# SUPPLIED MATERIAL start

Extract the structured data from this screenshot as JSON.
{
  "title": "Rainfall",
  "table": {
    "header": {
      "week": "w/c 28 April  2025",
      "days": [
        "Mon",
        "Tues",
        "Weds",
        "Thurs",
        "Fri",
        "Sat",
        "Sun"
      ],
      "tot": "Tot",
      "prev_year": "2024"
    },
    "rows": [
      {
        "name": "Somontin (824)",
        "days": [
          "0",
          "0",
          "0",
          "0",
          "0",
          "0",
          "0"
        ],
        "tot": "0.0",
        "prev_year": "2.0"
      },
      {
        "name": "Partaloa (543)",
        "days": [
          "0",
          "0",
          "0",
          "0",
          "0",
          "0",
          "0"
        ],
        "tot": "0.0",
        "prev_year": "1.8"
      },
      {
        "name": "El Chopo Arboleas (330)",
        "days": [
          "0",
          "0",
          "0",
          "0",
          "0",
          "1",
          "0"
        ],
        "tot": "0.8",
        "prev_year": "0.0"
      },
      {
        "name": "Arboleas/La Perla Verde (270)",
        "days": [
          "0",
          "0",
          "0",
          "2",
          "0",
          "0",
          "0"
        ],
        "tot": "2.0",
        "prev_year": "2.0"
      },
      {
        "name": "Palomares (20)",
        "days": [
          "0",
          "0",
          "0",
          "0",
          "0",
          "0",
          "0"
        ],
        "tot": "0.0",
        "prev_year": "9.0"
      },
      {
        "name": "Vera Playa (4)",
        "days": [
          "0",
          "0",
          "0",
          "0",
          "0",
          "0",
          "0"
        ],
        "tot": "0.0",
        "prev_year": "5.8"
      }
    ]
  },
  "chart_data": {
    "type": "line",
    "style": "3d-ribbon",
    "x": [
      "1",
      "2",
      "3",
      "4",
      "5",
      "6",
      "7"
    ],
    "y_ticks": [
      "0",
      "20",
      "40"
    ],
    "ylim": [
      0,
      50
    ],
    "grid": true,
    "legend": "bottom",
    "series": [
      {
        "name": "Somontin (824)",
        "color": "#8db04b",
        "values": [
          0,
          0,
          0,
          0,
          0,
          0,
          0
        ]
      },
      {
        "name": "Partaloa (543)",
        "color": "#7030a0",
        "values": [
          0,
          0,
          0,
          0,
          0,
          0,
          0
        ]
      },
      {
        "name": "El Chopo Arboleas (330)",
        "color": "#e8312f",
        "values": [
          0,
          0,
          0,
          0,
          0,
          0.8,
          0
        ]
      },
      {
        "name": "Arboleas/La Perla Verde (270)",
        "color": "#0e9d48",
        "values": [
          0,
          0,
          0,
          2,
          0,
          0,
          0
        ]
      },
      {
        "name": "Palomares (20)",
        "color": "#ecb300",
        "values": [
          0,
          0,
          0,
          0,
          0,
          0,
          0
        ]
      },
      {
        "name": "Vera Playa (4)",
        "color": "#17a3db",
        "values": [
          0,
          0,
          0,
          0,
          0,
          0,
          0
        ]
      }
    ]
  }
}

# SUPPLIED MATERIAL end

* **PROBLEM DETAILS**
Output all of the data again. Match it exactly.

* **RESULT**
Extract the structured data from this screenshot as JSON.
{
  "title": "Rainfall",
  "table": {
    "header": {
      "week": "w/c 28 April  2025",
      "days": [
        "Mon",
        "Tues",
        "Weds",
        "Thurs",
        "Fri",
        "Sat",
        "Sun"
      ],
      "tot": "Tot",
      "prev_year": "2024"
    },
    "rows": [
      {
        "name": "Somontin (824)",
        "days": [
          "0",
          "0",
          "0",
          "0",
          "0",
          "0",
          "0"
        ],
        "tot": "0.0",
        "prev_year": "2.0"
      },
      {
        "name": "Partaloa (543)",
        "days": [
          "0",
          "0",
          "0",
          "0",
          "0",
          "0",
          "0"
        ],
        "tot": "0.0",
        "prev_year": "1.8"
      },
      {
        "name": "El Chopo Arboleas (330)",
        "days": [
          "0",
          "0",
          "0",
          "0",
          "0",
          "1",
          "0"
        ],
        "tot": "0.8",
        "prev_year": "0.0"
      },
      {
        "name": "Arboleas/La Perla Verde (270)",
        "days": [
          "0",
          "0",
          "0",
          "2",
          "0",
          "0",
          "0"
        ],
        "tot": "2.0",
        "prev_year": "2.0"
      },
      {
        "name": "Palomares (20)",
        "days": [
          "0",
          "0",
          "0",
          "0",
          "0",
          "0",
          "0"
        ],
        "tot": "0.0",
        "prev_year": "9.0"
      },
      {
        "name": "Vera Playa (4)",
        "days": [
          "0",
          "0",
          "0",
          "0",
          "0",
          "0",
          "0"
        ],
        "tot": "0.0",
        "prev_year": "5.8"
      }
    ]
  },
  "chart_data": {
    "type": "line",
    "style": "3d-ribbon",
    "x": [
      "1",
      "2",
      "3",
      "4",
      "5",
      "6",
      "7"
    ],
    "y_ticks": [
      "0",
      "20",
      "40"
    ],
    "ylim": [
      0,
      50
    ],
    "grid": true,
    "legend": "bottom",
    "series": [
      {
        "name": "Somontin (824)",
        "color": "#8db04b",
        "values": [
          0,
          0,
          0,
          0,
          0,
          0,
          0
        ]
      },
      {
        "name": "Partaloa (543)",
        "color": "#7030a0",
        "values": [
          0,
          0,
          0,
          0,
          0,
          0,
          0
        ]
      },
      {
        "name": "El Chopo Arboleas (330)",
        "color": "#e8312f",
        "values": [
          0,
          0,
          0,
          0,
          0,
          0.8,
          0
        ]
      },
      {
        "name": "Arboleas/La Perla Verde (270)",
        "color": "#0e9d48",
        "values": [
          0,
          0,
          0,
          2,
          0,
          0,
          0
        ]
      },
      {
        "name": "Palomares (20)",
        "color": "#ecb300",
        "values": [
          0,
          0,
          0,
          0,
          0,
          0,
          0
        ]
      },
      {
        "name": "Vera Playa (4)",
        "color": "#17a3db",
        "values": [
          0,
          0,
          0,
          0,
          0,
          0,
          0
        ]
      }
    ]
  }
}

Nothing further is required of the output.